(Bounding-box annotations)
════════
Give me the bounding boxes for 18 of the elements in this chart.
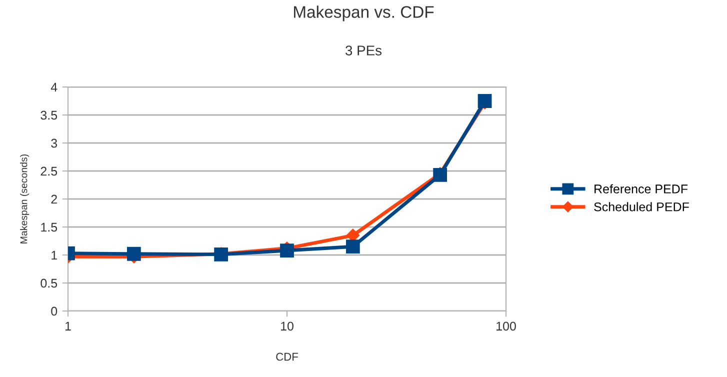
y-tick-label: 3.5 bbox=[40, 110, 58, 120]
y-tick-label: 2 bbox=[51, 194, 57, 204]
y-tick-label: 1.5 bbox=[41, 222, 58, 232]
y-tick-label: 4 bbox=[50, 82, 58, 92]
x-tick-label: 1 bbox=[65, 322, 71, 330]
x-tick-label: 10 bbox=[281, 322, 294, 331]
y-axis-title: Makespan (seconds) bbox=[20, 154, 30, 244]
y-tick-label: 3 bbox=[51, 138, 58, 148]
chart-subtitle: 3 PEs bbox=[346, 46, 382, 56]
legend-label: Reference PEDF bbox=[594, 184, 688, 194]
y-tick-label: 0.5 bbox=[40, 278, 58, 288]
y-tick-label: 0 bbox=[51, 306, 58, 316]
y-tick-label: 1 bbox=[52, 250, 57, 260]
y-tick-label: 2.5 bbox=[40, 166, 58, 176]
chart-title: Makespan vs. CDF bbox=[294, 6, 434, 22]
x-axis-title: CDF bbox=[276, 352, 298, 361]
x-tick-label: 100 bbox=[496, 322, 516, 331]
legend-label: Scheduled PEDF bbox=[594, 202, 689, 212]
════════
- [Job]: Output every line of the entries above verbatim, leaving out the pictures.

- [Solved problem]:
Give me the bounding boxes for 18 of the elements in this chart.
y-tick-label: 3.5 bbox=[40, 110, 58, 120]
y-tick-label: 2 bbox=[51, 194, 57, 204]
y-tick-label: 1.5 bbox=[41, 222, 58, 232]
y-tick-label: 4 bbox=[50, 82, 58, 92]
x-tick-label: 1 bbox=[65, 322, 71, 330]
x-tick-label: 10 bbox=[281, 322, 294, 331]
y-axis-title: Makespan (seconds) bbox=[20, 154, 30, 244]
y-tick-label: 3 bbox=[51, 138, 58, 148]
chart-subtitle: 3 PEs bbox=[346, 46, 382, 56]
legend-label: Reference PEDF bbox=[594, 184, 688, 194]
y-tick-label: 0.5 bbox=[40, 278, 58, 288]
y-tick-label: 0 bbox=[51, 306, 58, 316]
y-tick-label: 1 bbox=[52, 250, 57, 260]
y-tick-label: 2.5 bbox=[40, 166, 58, 176]
chart-title: Makespan vs. CDF bbox=[294, 6, 434, 22]
x-axis-title: CDF bbox=[276, 352, 298, 361]
x-tick-label: 100 bbox=[496, 322, 516, 331]
legend-label: Scheduled PEDF bbox=[594, 202, 689, 212]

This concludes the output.